• [Work to be completed] Copy all lines that contain the word "Points".

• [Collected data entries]
[BEGIN]

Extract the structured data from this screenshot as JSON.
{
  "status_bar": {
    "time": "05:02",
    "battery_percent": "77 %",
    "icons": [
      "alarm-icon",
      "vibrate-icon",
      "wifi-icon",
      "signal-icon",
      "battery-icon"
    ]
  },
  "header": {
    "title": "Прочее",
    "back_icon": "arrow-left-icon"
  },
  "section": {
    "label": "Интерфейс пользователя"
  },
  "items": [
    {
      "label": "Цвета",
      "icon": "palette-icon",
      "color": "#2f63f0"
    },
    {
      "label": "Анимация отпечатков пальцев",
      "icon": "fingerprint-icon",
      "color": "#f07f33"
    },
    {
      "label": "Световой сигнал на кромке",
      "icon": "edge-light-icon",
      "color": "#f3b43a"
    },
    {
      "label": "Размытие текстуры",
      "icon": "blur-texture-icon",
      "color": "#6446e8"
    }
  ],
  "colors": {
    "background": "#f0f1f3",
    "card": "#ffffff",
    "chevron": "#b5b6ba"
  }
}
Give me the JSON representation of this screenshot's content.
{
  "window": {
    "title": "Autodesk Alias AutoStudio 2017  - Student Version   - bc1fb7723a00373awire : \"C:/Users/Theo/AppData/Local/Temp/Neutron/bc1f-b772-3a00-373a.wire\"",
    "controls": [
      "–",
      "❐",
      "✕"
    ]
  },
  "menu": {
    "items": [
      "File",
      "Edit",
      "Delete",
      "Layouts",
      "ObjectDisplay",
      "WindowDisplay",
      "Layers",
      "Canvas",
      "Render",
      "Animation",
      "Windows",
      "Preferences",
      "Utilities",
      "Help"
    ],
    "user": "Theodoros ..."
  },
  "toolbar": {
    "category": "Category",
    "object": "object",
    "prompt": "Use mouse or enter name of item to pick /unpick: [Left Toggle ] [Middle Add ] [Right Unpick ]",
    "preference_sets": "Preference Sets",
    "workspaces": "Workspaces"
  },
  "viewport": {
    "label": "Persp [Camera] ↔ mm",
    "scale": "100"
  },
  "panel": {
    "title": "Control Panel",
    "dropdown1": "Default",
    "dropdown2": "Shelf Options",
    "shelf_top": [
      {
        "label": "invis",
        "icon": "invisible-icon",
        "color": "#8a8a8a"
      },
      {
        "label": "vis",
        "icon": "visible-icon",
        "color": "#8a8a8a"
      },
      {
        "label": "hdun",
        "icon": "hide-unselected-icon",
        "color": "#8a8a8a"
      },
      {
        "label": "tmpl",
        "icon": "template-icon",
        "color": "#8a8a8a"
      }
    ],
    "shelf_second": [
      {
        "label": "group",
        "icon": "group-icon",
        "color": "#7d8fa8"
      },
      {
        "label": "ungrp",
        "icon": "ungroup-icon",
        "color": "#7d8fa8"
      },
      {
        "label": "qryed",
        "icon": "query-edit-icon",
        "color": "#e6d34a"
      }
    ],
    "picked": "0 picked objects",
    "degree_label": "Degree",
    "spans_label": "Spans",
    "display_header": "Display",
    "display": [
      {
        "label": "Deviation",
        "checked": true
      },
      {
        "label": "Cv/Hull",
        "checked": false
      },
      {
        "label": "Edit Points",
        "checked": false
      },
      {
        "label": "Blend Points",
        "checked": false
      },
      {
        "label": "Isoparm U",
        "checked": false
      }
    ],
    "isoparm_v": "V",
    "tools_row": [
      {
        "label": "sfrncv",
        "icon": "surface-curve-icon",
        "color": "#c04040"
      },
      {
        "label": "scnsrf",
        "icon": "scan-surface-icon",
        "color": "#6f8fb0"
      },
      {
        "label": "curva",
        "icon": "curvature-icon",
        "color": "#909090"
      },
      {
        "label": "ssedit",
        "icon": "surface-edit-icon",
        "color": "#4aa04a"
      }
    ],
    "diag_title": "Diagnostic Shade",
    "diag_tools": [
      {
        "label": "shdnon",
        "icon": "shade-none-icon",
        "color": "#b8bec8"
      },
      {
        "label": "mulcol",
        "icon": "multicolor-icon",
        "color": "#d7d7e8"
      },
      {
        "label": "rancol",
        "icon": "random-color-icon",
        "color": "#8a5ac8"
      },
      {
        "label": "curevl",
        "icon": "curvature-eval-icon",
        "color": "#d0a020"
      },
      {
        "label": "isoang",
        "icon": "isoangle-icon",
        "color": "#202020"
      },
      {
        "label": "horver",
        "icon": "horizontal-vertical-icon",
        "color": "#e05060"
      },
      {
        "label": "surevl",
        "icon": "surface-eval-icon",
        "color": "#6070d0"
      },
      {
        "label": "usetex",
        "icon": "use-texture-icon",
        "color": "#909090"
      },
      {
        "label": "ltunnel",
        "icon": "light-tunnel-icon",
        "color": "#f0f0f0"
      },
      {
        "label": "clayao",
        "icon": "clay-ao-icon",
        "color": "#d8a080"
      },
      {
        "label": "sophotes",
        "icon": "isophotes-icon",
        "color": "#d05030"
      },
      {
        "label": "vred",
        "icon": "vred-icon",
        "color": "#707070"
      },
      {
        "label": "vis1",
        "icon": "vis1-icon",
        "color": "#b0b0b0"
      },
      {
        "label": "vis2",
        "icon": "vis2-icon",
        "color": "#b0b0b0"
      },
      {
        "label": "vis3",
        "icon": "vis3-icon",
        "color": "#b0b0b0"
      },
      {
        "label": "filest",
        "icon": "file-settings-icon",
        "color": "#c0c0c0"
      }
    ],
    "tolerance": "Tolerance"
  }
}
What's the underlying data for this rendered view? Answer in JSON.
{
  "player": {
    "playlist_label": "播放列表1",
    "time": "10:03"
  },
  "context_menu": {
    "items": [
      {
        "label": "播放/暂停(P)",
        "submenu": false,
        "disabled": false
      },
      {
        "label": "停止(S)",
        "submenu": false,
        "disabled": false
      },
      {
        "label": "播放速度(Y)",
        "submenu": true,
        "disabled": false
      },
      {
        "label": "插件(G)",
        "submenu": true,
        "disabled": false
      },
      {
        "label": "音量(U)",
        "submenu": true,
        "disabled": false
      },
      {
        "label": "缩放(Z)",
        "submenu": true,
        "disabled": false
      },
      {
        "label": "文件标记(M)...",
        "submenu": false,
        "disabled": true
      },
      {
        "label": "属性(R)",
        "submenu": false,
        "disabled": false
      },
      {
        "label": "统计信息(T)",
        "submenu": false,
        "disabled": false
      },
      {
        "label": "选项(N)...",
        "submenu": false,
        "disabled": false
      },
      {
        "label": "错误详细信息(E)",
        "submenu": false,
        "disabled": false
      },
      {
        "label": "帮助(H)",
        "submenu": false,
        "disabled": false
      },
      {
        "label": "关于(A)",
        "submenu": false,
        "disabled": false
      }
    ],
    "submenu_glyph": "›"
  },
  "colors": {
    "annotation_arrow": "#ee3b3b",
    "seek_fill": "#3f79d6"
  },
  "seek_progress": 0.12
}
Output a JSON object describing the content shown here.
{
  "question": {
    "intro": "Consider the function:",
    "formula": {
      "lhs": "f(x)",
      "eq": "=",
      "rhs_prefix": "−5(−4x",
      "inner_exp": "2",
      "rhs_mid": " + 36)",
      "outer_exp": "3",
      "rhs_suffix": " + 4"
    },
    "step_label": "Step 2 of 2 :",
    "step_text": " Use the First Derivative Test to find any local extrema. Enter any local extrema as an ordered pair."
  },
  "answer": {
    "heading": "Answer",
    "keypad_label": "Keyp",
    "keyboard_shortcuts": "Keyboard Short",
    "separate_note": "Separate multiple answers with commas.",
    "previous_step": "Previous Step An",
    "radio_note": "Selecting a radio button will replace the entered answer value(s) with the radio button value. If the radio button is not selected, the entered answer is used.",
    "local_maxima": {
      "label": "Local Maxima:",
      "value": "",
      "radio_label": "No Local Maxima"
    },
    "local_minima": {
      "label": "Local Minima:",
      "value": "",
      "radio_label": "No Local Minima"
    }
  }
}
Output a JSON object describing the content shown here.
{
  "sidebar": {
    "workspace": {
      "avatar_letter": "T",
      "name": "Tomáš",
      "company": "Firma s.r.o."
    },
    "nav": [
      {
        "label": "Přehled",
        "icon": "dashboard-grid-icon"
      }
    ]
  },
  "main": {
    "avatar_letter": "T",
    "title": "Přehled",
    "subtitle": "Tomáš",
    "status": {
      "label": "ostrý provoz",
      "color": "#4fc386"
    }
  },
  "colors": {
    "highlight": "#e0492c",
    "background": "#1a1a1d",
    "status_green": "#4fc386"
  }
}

[END]

• [Problem solution]
        "label": "Edit Points",
        "label": "Blend Points",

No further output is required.